─── Supplied material
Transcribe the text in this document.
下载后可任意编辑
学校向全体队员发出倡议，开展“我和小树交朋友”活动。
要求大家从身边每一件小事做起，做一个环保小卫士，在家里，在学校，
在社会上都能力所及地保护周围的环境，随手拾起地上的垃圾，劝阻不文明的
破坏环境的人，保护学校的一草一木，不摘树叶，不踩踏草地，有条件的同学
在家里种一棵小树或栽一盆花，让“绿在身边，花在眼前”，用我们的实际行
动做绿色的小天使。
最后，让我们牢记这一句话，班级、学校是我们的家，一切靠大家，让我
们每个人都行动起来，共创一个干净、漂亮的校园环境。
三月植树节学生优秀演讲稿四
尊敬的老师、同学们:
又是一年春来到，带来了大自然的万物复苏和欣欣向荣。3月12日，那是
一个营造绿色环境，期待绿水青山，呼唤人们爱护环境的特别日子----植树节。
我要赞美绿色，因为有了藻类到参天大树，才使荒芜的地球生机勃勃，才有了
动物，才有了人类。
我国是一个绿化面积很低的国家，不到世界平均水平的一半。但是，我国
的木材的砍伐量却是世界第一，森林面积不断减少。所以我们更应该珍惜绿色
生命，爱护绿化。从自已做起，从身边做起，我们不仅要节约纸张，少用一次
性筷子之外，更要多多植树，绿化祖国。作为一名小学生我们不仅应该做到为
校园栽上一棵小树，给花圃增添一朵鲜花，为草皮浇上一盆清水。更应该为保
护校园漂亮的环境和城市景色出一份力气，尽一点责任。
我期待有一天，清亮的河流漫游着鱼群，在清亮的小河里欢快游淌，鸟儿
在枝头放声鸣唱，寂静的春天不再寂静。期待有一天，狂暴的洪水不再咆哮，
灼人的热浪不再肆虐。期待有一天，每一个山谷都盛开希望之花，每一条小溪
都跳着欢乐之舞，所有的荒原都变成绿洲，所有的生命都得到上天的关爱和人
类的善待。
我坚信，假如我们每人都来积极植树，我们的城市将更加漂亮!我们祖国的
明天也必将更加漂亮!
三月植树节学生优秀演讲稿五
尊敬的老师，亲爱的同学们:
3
──────
─── Supplied material
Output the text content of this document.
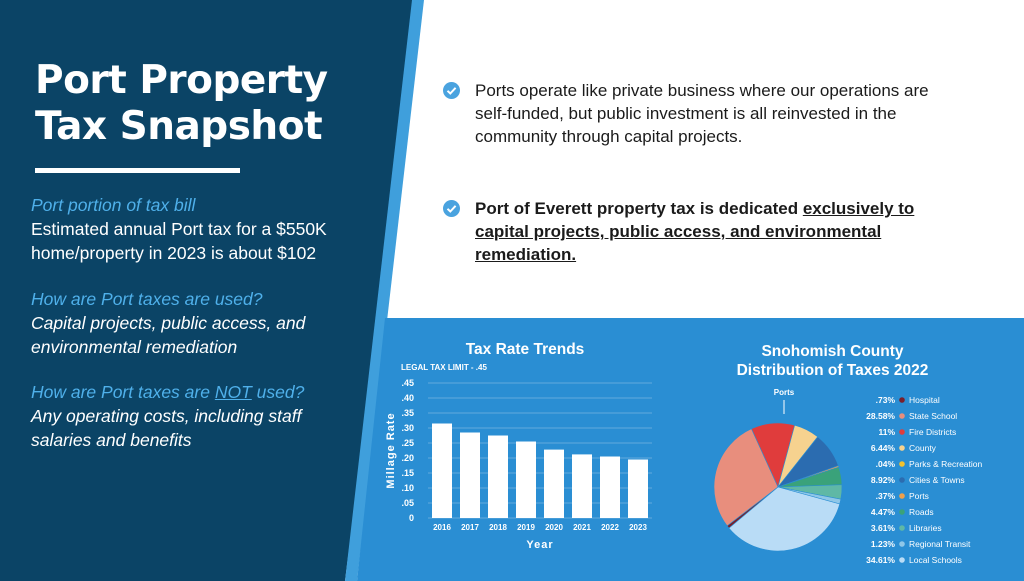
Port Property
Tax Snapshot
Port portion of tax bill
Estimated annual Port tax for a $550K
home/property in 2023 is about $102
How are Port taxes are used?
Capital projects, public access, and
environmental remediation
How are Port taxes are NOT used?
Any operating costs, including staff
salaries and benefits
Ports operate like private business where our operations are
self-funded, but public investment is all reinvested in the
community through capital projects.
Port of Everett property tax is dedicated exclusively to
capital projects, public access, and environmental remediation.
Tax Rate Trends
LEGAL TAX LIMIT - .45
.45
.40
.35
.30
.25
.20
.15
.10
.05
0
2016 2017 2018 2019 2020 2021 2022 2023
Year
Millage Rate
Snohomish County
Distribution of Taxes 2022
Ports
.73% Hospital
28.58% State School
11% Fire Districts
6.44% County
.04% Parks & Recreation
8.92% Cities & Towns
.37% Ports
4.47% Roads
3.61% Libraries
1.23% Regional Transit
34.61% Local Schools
──────
*Exercise task*. Wherever "environmental" shows up in a line, copy that line.

*Finished answer*.
environmental remediation
capital projects, public access, and environmental remediation.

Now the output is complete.